# [TASK BRIEF]
Pick out the lines in the listing below that contain the word "text" and copy them.

# [EXTRACTED INFORMATION]
::::::::::
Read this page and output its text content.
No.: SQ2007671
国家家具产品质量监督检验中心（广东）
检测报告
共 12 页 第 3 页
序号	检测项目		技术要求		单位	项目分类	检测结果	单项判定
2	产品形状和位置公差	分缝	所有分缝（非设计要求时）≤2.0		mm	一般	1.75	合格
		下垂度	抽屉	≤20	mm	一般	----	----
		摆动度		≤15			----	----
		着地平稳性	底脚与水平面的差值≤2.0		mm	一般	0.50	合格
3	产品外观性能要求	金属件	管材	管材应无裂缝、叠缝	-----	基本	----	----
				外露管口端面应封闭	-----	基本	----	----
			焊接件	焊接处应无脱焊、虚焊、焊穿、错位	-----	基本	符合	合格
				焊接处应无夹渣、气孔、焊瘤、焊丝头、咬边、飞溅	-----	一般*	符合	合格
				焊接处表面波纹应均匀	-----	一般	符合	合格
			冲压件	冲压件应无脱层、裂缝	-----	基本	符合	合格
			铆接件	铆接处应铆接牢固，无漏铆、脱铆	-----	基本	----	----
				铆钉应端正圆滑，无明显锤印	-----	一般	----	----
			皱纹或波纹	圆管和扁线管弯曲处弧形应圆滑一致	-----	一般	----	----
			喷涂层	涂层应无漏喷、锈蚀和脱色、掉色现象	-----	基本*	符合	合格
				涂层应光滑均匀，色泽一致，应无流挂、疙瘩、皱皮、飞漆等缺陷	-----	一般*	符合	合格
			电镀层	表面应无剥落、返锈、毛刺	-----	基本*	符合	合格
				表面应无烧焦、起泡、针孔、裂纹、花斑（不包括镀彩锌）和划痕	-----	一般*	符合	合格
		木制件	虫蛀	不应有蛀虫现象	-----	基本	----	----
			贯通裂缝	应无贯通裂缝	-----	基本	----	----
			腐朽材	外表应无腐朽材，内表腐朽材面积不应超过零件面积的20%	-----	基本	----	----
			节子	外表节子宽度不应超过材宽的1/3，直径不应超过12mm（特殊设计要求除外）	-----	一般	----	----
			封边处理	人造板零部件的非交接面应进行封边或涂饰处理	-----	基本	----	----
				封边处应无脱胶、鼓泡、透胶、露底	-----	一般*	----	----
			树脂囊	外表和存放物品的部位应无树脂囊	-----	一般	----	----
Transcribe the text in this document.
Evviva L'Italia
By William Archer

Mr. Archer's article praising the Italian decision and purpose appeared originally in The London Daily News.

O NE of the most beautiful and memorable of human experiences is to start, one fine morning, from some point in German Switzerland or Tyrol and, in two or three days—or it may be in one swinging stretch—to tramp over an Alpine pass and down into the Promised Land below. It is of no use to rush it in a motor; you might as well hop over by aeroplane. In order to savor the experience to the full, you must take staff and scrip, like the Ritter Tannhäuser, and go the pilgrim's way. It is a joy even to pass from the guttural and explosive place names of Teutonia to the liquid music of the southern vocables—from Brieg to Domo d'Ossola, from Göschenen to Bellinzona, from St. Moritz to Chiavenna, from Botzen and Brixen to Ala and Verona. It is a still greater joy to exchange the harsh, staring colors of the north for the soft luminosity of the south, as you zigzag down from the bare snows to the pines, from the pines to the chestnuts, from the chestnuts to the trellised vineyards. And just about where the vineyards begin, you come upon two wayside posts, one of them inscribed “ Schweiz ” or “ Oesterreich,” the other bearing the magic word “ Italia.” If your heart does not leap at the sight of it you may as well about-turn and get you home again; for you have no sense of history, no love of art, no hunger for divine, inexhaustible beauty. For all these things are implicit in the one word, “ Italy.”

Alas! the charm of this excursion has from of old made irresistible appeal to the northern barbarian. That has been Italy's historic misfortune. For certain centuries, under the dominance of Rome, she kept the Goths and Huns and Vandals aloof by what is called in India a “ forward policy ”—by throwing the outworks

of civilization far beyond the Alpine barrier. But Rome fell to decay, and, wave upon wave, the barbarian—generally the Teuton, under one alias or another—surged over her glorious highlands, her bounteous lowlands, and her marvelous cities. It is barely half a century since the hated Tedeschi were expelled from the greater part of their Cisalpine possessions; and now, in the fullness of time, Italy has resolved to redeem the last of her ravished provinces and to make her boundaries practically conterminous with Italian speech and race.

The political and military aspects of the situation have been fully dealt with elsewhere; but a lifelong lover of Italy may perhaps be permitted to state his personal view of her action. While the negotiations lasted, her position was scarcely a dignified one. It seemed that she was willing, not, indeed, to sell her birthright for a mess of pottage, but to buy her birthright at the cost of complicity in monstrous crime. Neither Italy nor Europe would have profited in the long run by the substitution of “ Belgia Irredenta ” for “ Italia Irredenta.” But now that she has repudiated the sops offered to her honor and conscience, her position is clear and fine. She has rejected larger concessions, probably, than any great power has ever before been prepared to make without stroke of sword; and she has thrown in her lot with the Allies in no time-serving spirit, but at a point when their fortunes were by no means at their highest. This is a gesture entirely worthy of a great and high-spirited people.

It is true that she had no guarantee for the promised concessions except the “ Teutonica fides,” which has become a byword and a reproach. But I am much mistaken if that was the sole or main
::::::::::
# [RESPONSE BELOW]
Read this page and output its text content.
Transcribe the text in this document.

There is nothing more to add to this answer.